* _WRITTEN EXERCISE_
Quote all of the entries word for word.

* _RECORD LIST_
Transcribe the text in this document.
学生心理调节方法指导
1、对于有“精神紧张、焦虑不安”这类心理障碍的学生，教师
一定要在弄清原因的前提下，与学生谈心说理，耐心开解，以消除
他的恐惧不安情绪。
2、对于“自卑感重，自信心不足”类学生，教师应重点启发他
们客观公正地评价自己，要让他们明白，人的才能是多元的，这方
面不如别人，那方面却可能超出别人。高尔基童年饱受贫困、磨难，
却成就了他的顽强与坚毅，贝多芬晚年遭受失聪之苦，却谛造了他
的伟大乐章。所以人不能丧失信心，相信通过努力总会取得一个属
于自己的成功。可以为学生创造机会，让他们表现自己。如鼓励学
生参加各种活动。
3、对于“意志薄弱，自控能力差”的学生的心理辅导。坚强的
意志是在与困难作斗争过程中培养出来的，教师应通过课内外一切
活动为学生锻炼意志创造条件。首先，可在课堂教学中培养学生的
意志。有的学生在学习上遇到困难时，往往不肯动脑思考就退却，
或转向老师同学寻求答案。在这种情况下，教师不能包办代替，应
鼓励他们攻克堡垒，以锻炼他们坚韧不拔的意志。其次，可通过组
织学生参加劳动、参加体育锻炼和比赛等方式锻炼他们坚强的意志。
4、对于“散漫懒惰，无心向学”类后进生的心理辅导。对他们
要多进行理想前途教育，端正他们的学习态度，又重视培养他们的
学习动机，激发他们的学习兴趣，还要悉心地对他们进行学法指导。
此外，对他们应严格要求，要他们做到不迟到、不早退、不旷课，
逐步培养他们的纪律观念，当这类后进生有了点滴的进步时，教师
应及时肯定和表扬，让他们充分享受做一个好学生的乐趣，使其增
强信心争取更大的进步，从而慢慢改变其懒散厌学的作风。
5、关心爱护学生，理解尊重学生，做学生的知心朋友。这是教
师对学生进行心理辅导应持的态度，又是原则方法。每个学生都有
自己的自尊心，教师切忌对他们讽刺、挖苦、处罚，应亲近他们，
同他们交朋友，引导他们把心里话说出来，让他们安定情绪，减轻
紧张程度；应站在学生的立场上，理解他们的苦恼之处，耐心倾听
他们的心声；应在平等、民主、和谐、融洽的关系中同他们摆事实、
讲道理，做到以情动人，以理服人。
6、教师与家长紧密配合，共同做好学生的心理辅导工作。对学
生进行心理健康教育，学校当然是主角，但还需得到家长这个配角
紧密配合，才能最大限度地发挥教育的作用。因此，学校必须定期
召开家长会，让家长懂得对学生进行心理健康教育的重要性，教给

* _SOLVED EXERCISE_
Transcribe the text in this document.
学生心理调节方法指导
1、对于有“精神紧张、焦虑不安”这类心理障碍的学生，教师
一定要在弄清原因的前提下，与学生谈心说理，耐心开解，以消除
他的恐惧不安情绪。
2、对于“自卑感重，自信心不足”类学生，教师应重点启发他
们客观公正地评价自己，要让他们明白，人的才能是多元的，这方
面不如别人，那方面却可能超出别人。高尔基童年饱受贫困、磨难，
却成就了他的顽强与坚毅，贝多芬晚年遭受失聪之苦，却谛造了他
的伟大乐章。所以人不能丧失信心，相信通过努力总会取得一个属
于自己的成功。可以为学生创造机会，让他们表现自己。如鼓励学
生参加各种活动。
3、对于“意志薄弱，自控能力差”的学生的心理辅导。坚强的
意志是在与困难作斗争过程中培养出来的，教师应通过课内外一切
活动为学生锻炼意志创造条件。首先，可在课堂教学中培养学生的
意志。有的学生在学习上遇到困难时，往往不肯动脑思考就退却，
或转向老师同学寻求答案。在这种情况下，教师不能包办代替，应
鼓励他们攻克堡垒，以锻炼他们坚韧不拔的意志。其次，可通过组
织学生参加劳动、参加体育锻炼和比赛等方式锻炼他们坚强的意志。
4、对于“散漫懒惰，无心向学”类后进生的心理辅导。对他们
要多进行理想前途教育，端正他们的学习态度，又重视培养他们的
学习动机，激发他们的学习兴趣，还要悉心地对他们进行学法指导。
此外，对他们应严格要求，要他们做到不迟到、不早退、不旷课，
逐步培养他们的纪律观念，当这类后进生有了点滴的进步时，教师
应及时肯定和表扬，让他们充分享受做一个好学生的乐趣，使其增
强信心争取更大的进步，从而慢慢改变其懒散厌学的作风。
5、关心爱护学生，理解尊重学生，做学生的知心朋友。这是教
师对学生进行心理辅导应持的态度，又是原则方法。每个学生都有
自己的自尊心，教师切忌对他们讽刺、挖苦、处罚，应亲近他们，
同他们交朋友，引导他们把心里话说出来，让他们安定情绪，减轻
紧张程度；应站在学生的立场上，理解他们的苦恼之处，耐心倾听
他们的心声；应在平等、民主、和谐、融洽的关系中同他们摆事实、
讲道理，做到以情动人，以理服人。
6、教师与家长紧密配合，共同做好学生的心理辅导工作。对学
生进行心理健康教育，学校当然是主角，但还需得到家长这个配角
紧密配合，才能最大限度地发挥教育的作用。因此，学校必须定期
召开家长会，让家长懂得对学生进行心理健康教育的重要性，教给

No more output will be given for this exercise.